--- REQUIREMENT ---
Search the material for the string "color" and copy each line where it occurs.

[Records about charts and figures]

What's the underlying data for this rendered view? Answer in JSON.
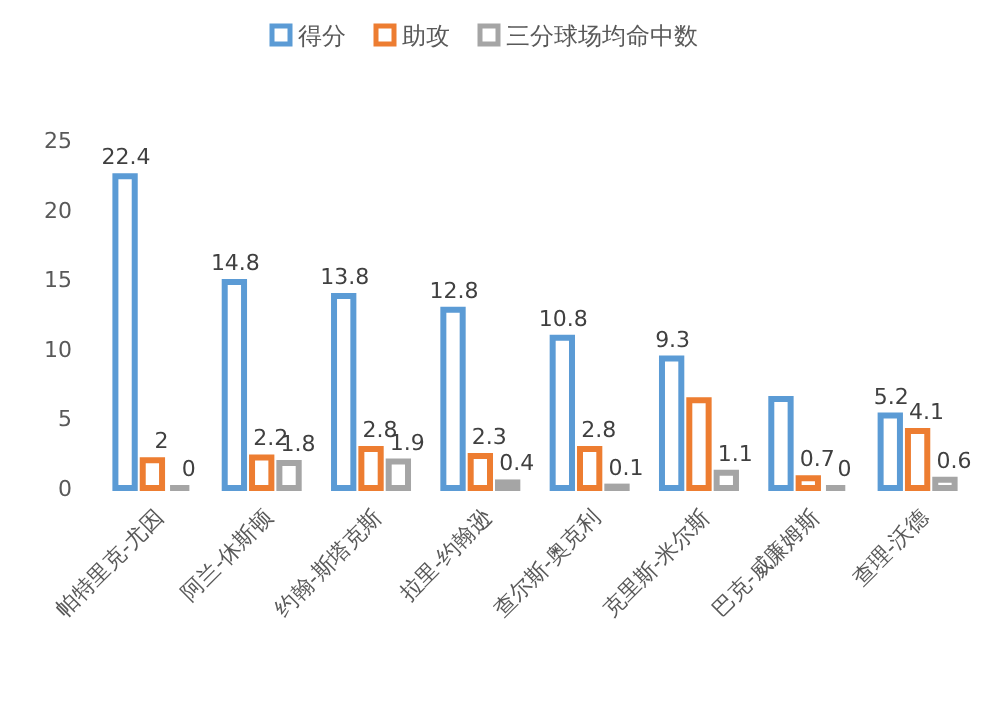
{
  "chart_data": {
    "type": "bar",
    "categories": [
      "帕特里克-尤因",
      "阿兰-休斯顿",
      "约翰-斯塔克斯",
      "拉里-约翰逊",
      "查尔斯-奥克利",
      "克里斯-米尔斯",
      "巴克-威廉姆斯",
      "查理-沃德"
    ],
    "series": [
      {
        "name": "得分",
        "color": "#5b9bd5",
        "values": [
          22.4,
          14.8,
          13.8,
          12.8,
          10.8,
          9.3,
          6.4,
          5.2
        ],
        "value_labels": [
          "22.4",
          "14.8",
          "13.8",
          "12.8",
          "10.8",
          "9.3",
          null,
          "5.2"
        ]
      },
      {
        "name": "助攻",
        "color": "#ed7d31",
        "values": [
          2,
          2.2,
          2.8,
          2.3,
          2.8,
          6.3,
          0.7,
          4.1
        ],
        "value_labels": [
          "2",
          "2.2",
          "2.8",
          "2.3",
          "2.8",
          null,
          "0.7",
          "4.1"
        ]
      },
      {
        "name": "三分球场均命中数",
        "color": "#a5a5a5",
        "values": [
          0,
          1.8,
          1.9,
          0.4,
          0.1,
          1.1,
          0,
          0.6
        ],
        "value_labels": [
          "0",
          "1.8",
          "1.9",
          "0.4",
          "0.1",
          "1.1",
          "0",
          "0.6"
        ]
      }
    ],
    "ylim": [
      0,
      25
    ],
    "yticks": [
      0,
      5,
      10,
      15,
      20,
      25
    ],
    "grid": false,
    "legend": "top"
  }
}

...

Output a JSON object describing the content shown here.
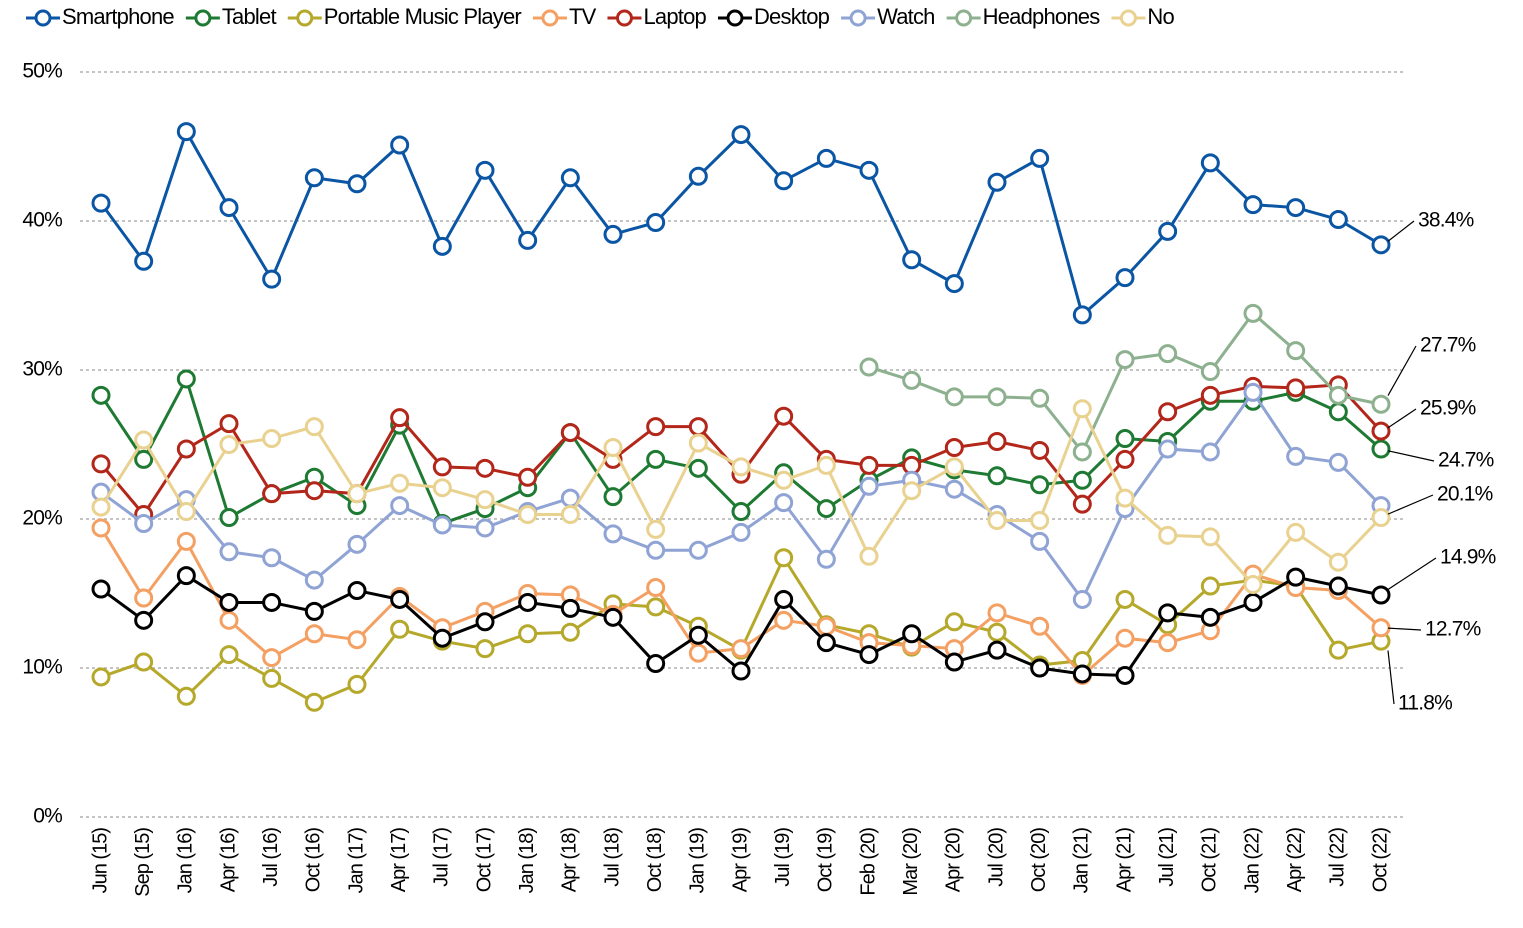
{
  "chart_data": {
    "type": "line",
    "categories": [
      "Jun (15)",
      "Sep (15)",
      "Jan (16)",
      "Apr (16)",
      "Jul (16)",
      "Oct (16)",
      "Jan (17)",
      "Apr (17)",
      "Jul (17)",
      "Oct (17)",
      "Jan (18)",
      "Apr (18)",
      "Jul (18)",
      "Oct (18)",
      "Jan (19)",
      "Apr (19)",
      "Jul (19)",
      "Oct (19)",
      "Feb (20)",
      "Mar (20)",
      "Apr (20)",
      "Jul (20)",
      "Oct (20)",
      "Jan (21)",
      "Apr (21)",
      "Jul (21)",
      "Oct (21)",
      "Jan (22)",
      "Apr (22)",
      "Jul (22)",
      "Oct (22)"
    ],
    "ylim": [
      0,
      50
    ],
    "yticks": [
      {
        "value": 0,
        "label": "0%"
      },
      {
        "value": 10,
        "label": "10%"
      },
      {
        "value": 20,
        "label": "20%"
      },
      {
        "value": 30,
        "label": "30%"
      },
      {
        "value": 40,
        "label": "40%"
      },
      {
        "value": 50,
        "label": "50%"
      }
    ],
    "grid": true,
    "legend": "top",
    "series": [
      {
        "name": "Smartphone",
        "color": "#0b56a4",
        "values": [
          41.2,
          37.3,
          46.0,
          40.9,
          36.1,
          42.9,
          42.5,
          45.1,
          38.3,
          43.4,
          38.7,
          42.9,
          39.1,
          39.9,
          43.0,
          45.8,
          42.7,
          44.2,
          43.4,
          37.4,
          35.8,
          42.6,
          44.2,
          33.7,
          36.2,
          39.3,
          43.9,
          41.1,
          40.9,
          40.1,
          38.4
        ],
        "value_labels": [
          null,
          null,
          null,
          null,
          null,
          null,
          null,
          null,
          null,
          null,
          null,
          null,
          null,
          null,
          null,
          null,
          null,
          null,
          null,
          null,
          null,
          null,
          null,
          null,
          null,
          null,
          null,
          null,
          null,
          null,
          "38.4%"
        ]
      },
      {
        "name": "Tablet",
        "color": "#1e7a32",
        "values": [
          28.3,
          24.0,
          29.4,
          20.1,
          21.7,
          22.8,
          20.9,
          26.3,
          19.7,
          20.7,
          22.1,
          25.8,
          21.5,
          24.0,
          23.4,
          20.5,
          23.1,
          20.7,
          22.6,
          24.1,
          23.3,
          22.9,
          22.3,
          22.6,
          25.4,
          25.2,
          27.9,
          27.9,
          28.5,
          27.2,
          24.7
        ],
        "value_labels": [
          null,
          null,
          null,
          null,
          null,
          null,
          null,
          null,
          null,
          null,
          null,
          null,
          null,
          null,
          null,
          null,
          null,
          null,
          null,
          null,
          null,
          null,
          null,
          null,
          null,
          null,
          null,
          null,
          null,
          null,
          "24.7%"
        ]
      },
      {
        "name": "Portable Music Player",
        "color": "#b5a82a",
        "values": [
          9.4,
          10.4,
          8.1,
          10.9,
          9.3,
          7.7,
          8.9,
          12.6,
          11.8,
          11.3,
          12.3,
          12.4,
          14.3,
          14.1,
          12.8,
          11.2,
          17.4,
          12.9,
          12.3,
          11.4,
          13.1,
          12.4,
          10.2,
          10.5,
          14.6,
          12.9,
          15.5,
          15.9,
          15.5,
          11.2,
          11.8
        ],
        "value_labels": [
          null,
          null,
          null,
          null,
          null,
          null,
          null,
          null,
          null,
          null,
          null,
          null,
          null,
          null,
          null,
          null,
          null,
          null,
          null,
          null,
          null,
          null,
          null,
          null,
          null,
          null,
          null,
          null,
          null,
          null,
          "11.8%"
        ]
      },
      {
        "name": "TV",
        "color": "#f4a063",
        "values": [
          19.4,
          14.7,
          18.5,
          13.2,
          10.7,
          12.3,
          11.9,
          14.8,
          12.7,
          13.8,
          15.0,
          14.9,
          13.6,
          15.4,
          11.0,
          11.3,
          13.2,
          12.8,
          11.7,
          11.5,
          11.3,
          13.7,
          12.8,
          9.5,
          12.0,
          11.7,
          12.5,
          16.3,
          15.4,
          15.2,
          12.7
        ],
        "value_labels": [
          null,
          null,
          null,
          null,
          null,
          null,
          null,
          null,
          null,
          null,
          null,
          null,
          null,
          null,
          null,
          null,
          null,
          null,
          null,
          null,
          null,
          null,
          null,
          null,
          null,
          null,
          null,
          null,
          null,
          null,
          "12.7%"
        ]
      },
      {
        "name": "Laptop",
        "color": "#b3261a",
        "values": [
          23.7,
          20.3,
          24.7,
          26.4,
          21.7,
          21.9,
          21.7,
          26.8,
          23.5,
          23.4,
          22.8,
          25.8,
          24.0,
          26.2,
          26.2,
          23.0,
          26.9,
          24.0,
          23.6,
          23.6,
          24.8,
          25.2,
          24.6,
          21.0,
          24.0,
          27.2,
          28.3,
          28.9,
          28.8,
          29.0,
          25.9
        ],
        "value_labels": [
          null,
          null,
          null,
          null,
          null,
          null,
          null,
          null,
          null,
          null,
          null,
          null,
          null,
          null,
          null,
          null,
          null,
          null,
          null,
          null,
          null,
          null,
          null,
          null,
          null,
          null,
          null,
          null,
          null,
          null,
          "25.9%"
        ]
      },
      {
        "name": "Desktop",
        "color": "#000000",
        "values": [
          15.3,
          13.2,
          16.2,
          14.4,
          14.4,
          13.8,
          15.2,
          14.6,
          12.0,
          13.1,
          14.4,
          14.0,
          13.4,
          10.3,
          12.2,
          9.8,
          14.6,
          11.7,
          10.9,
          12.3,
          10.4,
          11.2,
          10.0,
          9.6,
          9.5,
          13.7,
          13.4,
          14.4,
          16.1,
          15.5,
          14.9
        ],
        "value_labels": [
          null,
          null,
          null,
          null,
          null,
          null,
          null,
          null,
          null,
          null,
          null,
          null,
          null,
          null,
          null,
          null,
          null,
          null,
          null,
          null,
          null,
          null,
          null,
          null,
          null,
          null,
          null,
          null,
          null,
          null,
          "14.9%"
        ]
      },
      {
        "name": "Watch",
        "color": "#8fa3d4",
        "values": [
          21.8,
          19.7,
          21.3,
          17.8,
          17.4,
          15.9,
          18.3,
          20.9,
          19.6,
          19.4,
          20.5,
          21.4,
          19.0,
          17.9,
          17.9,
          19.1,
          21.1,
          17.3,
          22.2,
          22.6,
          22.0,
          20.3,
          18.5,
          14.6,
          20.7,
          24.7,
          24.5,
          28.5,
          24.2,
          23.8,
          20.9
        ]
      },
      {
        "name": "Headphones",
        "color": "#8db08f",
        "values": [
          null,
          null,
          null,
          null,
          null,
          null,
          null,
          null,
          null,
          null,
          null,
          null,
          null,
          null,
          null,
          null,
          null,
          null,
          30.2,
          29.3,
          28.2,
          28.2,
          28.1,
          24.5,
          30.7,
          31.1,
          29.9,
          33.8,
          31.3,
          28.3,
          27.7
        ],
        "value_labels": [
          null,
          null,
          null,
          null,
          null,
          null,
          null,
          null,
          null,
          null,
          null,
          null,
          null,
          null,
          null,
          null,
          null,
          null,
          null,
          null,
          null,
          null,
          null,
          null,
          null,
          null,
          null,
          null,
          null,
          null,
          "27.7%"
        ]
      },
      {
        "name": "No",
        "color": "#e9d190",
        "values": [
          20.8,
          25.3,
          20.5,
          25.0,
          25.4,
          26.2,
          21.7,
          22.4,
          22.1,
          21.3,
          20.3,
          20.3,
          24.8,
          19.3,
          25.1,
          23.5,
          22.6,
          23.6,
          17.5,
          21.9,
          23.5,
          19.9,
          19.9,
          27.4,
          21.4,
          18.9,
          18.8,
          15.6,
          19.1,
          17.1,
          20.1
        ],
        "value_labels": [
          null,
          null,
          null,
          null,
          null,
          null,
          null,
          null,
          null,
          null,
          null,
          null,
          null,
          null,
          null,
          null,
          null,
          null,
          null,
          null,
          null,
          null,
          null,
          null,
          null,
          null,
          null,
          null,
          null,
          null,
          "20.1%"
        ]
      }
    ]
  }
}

--- TASK RESULT ---
        "color": "#5b9bd5",
        "color": "#ed7d31",
        "color": "#a5a5a5",
        "color": "#0b56a4",
        "color": "#1e7a32",
        "color": "#b5a82a",
        "color": "#f4a063",
        "color": "#b3261a",
        "color": "#000000",
        "color": "#8fa3d4",
        "color": "#8db08f",
        "color": "#e9d190",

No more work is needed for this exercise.